■ Aim of the task ■
Records follow. Copy every line with "aioli".
━━━━
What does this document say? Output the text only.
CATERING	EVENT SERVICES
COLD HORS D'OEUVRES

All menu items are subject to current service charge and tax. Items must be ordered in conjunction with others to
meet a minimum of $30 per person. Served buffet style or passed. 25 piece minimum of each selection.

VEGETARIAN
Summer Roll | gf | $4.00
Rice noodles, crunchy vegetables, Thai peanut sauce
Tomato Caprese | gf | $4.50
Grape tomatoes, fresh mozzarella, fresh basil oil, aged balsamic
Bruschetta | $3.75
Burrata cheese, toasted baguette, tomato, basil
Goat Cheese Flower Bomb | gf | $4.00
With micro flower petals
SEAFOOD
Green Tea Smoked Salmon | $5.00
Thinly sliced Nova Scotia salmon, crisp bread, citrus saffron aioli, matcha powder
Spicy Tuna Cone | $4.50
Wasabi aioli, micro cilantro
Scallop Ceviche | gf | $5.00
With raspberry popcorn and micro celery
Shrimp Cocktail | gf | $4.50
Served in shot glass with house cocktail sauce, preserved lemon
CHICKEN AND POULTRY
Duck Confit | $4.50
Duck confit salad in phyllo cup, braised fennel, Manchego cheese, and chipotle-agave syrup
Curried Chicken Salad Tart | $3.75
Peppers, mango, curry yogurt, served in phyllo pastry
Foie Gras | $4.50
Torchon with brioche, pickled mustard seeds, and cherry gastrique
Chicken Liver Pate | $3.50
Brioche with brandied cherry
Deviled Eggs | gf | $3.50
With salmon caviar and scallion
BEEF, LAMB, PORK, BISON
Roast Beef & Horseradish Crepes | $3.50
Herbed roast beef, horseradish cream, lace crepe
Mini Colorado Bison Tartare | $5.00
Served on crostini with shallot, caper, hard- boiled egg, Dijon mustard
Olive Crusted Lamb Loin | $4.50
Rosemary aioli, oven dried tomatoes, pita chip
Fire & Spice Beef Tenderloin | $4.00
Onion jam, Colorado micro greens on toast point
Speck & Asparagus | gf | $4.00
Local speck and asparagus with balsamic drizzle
━━━━
■ Expected answer ■
Thinly sliced Nova Scotia salmon, crisp bread, citrus saffron aioli, matcha powder
Wasabi aioli, micro cilantro
Rosemary aioli, oven dried tomatoes, pita chip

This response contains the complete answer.